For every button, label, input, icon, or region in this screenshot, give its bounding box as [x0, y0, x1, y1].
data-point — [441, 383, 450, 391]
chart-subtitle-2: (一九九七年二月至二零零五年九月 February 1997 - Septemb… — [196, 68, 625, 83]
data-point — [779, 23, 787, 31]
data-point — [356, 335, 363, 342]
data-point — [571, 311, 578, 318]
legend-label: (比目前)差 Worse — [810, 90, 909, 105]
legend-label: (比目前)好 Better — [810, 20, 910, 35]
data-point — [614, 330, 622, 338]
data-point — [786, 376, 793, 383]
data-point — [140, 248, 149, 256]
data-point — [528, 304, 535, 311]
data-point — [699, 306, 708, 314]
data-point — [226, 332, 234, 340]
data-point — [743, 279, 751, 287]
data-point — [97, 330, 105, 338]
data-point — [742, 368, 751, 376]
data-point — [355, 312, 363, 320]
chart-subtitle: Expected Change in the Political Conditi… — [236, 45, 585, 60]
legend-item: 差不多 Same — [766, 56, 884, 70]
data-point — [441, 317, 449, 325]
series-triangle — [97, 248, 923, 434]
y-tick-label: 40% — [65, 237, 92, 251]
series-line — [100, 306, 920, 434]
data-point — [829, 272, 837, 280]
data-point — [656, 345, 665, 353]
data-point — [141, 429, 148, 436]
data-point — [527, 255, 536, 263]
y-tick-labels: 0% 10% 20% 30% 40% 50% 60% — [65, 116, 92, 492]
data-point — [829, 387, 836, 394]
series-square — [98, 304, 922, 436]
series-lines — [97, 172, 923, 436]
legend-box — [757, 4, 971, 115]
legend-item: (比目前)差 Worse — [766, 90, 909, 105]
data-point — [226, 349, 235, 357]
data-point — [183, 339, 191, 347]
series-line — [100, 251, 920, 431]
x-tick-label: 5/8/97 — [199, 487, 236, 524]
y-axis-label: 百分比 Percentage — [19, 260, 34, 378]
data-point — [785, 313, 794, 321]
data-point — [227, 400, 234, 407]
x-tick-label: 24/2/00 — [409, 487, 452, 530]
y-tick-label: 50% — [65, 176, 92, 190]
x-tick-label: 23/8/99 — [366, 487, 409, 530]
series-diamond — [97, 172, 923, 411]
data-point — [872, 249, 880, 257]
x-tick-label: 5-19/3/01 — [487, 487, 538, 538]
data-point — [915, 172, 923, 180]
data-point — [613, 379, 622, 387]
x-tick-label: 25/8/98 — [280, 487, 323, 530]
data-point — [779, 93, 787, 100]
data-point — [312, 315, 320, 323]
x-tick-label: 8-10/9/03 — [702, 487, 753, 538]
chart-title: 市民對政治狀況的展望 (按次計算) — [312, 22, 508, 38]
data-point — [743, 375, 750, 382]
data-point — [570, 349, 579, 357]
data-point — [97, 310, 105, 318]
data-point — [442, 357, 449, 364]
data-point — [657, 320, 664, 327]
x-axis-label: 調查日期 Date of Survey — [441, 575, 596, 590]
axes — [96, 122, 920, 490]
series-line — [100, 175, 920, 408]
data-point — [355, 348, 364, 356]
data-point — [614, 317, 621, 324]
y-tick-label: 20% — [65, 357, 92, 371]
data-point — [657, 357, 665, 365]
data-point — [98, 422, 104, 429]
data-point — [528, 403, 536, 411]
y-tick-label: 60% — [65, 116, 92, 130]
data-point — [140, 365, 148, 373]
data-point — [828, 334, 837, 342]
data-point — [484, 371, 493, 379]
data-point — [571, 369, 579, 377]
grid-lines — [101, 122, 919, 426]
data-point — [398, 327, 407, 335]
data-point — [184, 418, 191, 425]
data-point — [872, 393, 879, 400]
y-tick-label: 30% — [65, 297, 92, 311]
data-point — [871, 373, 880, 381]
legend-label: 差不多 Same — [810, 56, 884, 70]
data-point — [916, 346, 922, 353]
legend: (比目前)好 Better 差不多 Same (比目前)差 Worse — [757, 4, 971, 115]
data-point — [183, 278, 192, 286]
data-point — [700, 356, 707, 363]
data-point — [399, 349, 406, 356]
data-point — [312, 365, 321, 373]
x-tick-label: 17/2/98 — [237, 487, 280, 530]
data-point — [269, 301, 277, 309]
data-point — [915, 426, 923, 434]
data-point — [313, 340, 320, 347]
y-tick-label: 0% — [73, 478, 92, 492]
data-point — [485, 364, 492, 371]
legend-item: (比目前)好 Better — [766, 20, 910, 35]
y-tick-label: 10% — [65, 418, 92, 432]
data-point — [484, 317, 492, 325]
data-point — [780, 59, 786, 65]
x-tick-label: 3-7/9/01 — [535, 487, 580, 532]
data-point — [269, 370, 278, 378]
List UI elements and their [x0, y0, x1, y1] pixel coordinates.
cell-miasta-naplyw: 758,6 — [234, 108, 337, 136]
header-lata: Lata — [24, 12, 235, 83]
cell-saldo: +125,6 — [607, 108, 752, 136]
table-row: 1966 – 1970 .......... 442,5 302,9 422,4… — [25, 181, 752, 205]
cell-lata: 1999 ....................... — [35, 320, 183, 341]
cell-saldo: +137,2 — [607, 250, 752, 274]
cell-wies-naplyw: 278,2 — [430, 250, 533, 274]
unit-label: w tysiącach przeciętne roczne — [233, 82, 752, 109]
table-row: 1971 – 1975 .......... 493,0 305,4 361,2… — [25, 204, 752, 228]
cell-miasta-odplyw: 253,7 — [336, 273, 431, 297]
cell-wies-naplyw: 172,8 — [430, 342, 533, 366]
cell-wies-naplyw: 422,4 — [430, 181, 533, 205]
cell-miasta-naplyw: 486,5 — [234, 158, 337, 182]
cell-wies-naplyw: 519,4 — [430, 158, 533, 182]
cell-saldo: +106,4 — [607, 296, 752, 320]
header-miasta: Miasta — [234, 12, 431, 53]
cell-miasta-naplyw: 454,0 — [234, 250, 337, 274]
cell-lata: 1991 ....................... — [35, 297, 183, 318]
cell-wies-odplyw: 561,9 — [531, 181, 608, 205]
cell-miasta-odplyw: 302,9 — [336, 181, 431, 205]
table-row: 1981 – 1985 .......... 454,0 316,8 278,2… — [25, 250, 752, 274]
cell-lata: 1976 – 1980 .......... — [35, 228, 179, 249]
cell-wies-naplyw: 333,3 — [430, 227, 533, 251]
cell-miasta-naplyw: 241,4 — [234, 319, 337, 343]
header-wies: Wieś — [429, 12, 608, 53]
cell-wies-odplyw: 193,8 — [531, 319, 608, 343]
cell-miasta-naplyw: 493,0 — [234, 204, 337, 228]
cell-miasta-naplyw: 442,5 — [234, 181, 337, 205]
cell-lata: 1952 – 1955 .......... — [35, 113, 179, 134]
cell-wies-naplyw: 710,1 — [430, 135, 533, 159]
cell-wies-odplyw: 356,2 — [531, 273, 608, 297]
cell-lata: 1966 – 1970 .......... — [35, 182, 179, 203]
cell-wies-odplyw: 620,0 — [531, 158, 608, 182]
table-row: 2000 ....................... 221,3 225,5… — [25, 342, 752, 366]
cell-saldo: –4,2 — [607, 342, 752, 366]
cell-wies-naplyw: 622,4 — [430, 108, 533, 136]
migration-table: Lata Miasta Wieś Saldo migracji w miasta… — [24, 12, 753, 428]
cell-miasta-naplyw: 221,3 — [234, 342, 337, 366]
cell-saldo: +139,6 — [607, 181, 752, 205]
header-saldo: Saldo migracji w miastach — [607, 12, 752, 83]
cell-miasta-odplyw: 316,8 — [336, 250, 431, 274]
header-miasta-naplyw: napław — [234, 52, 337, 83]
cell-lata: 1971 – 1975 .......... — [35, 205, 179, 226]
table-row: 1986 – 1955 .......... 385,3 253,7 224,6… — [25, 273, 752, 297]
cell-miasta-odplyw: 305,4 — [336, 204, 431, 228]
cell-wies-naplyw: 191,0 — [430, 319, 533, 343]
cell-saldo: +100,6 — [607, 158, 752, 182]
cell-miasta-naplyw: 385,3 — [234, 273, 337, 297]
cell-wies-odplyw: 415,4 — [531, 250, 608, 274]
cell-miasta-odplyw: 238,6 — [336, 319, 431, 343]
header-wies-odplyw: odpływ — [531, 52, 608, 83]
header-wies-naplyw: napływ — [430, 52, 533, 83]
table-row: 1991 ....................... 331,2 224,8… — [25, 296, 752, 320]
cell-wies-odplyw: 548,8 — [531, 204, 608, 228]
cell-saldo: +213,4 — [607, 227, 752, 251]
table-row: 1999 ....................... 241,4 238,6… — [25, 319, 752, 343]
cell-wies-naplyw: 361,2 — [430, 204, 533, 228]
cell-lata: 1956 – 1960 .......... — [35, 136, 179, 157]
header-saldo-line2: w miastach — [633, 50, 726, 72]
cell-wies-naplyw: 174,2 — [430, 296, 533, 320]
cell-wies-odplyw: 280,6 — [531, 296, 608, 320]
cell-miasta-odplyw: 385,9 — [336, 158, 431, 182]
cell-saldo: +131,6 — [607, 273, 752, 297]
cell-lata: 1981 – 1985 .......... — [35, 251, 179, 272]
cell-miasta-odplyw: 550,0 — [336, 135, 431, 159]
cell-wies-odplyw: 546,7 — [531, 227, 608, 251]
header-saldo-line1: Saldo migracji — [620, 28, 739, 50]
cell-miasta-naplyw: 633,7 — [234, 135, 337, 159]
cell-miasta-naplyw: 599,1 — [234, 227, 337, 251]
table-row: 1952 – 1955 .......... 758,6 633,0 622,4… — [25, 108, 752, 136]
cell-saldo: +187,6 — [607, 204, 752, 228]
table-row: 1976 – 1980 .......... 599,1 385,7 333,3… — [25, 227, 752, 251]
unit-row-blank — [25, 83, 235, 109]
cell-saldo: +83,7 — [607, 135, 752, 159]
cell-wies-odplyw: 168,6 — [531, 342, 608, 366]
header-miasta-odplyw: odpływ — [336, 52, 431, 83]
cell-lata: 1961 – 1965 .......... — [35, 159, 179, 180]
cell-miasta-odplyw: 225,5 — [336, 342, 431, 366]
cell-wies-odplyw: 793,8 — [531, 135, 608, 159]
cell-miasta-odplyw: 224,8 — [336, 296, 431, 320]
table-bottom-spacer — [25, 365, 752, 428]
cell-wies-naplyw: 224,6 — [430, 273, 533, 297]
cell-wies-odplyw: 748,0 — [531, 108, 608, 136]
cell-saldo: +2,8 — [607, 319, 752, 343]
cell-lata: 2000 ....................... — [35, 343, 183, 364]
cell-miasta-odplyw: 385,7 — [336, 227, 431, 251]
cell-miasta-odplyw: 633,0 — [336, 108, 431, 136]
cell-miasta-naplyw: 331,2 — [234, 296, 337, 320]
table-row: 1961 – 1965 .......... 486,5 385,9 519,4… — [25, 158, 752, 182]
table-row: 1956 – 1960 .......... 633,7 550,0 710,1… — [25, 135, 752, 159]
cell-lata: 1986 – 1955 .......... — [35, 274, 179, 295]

## What to produce
Copy the entries word for word, from the first line up to and including the line that contains "x-tick-label: 5-19/3/01 —".

## Complete response
For every button, label, input, icon, or region in this screenshot, give its bounding box as [x0, y0, x1, y1].
data-point — [441, 383, 450, 391]
chart-subtitle-2: (一九九七年二月至二零零五年九月 February 1997 - Septemb… — [196, 68, 625, 83]
data-point — [779, 23, 787, 31]
data-point — [356, 335, 363, 342]
data-point — [571, 311, 578, 318]
legend-label: (比目前)差 Worse — [810, 90, 909, 105]
legend-label: (比目前)好 Better — [810, 20, 910, 35]
data-point — [614, 330, 622, 338]
data-point — [786, 376, 793, 383]
data-point — [140, 248, 149, 256]
data-point — [528, 304, 535, 311]
data-point — [699, 306, 708, 314]
data-point — [226, 332, 234, 340]
data-point — [743, 279, 751, 287]
data-point — [97, 330, 105, 338]
data-point — [742, 368, 751, 376]
data-point — [355, 312, 363, 320]
chart-subtitle: Expected Change in the Political Conditi… — [236, 45, 585, 60]
legend-item: 差不多 Same — [766, 56, 884, 70]
data-point — [441, 317, 449, 325]
series-triangle — [97, 248, 923, 434]
y-tick-label: 40% — [65, 237, 92, 251]
series-line — [100, 306, 920, 434]
data-point — [829, 272, 837, 280]
data-point — [656, 345, 665, 353]
data-point — [141, 429, 148, 436]
data-point — [527, 255, 536, 263]
y-tick-labels: 0% 10% 20% 30% 40% 50% 60% — [65, 116, 92, 492]
data-point — [829, 387, 836, 394]
series-square — [98, 304, 922, 436]
series-lines — [97, 172, 923, 436]
legend-box — [757, 4, 971, 115]
legend-item: (比目前)差 Worse — [766, 90, 909, 105]
data-point — [226, 349, 235, 357]
data-point — [183, 339, 191, 347]
series-line — [100, 251, 920, 431]
x-tick-label: 5/8/97 — [199, 487, 236, 524]
y-axis-label: 百分比 Percentage — [19, 260, 34, 378]
data-point — [785, 313, 794, 321]
data-point — [227, 400, 234, 407]
x-tick-label: 24/2/00 — [409, 487, 452, 530]
y-tick-label: 50% — [65, 176, 92, 190]
x-tick-label: 23/8/99 — [366, 487, 409, 530]
series-diamond — [97, 172, 923, 411]
data-point — [872, 249, 880, 257]
x-tick-label: 5-19/3/01 — [487, 487, 538, 538]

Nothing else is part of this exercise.